#### Dataset items
━━━━━━━━━━━━━━━━━━━━

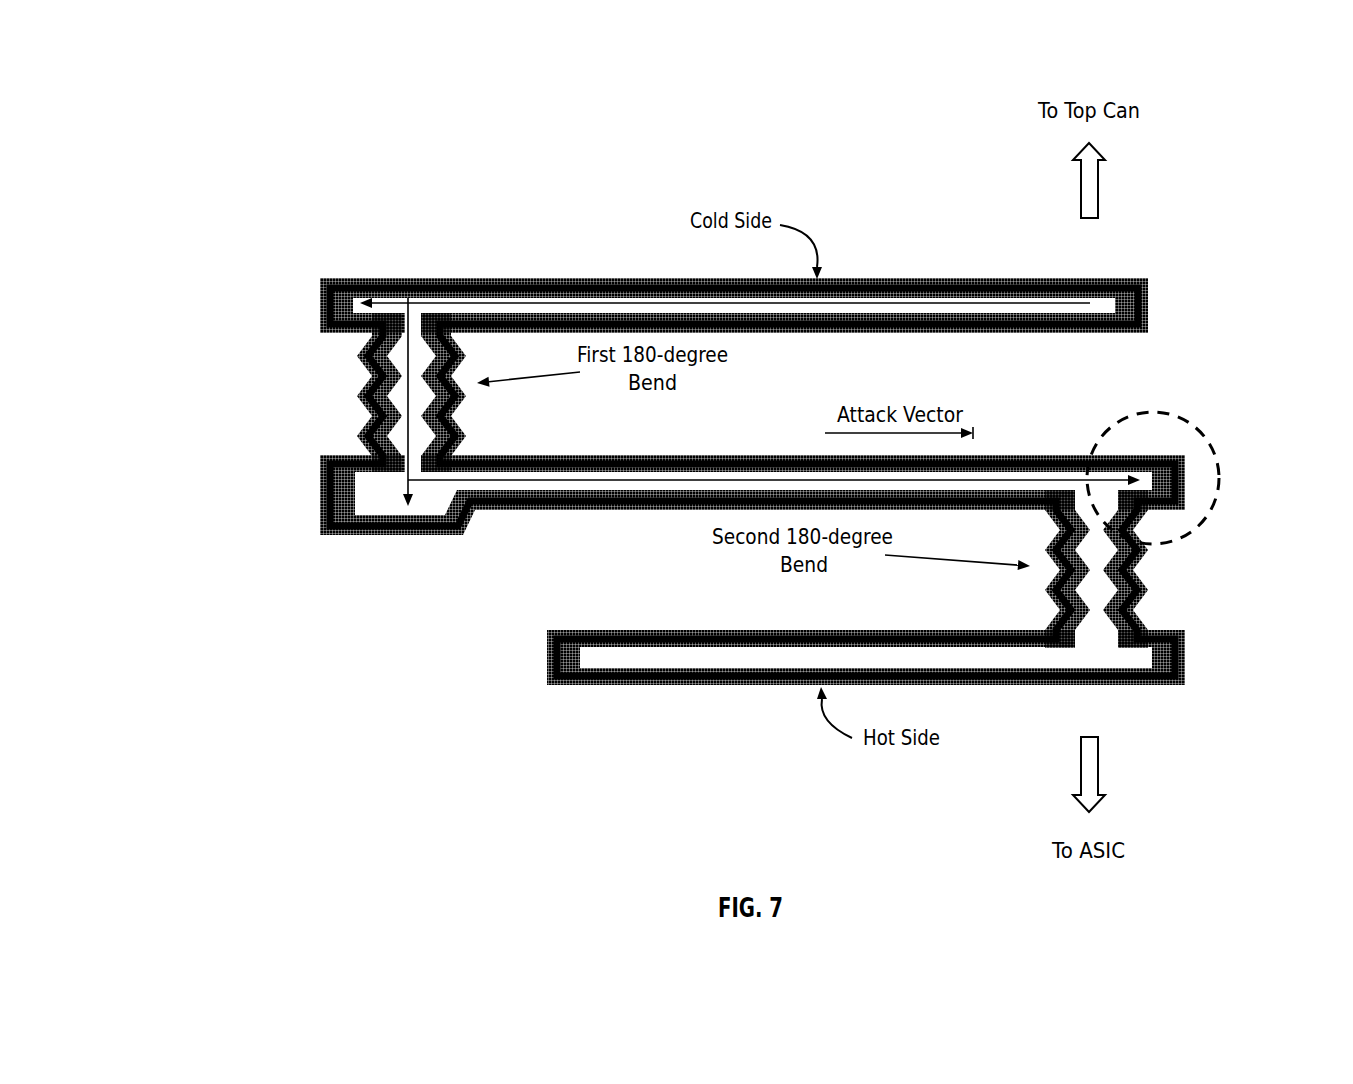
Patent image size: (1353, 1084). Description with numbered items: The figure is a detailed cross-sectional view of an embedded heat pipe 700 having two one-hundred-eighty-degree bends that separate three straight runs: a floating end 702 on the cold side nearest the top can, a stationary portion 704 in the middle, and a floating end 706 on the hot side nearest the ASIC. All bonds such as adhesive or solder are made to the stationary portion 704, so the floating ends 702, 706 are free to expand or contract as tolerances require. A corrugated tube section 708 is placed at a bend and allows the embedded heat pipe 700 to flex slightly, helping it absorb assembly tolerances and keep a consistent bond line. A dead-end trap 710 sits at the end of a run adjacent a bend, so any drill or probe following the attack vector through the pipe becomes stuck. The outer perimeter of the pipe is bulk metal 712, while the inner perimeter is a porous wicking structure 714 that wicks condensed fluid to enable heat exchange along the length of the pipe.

The embedded heat pipe 700 is at (289, 107).
The floating end 702 is at (293, 303).
The stationary portion 704 is at (304, 501).
The floating end 706 is at (525, 655).
The corrugated tube section 708 is at (312, 450).
The dead-end trap 710 is at (1204, 428).
The bulk metal 712 is at (323, 282).
The wicking structure 714 is at (350, 287).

━━━━━━━━━━━━━━━━━━━━

#### Short problem
Rewrite the data above with every occurrence of "bends" switched to "turns" and everything else kept the same, and leave out the pictures.

#### Result for this task
Patent image size: (1353, 1084). Description with numbered items: The figure is a detailed cross-sectional view of an embedded heat pipe 700 having two one-hundred-eighty-degree turns that separate three straight runs: a floating end 702 on the cold side nearest the top can, a stationary portion 704 in the middle, and a floating end 706 on the hot side nearest the ASIC. All bonds such as adhesive or solder are made to the stationary portion 704, so the floating ends 702, 706 are free to expand or contract as tolerances require. A corrugated tube section 708 is placed at a bend and allows the embedded heat pipe 700 to flex slightly, helping it absorb assembly tolerances and keep a consistent bond line. A dead-end trap 710 sits at the end of a run adjacent a bend, so any drill or probe following the attack vector through the pipe becomes stuck. The outer perimeter of the pipe is bulk metal 712, while the inner perimeter is a porous wicking structure 714 that wicks condensed fluid to enable heat exchange along the length of the pipe.

The embedded heat pipe 700 is at (289, 107).
The floating end 702 is at (293, 303).
The stationary portion 704 is at (304, 501).
The floating end 706 is at (525, 655).
The corrugated tube section 708 is at (312, 450).
The dead-end trap 710 is at (1204, 428).
The bulk metal 712 is at (323, 282).
The wicking structure 714 is at (350, 287).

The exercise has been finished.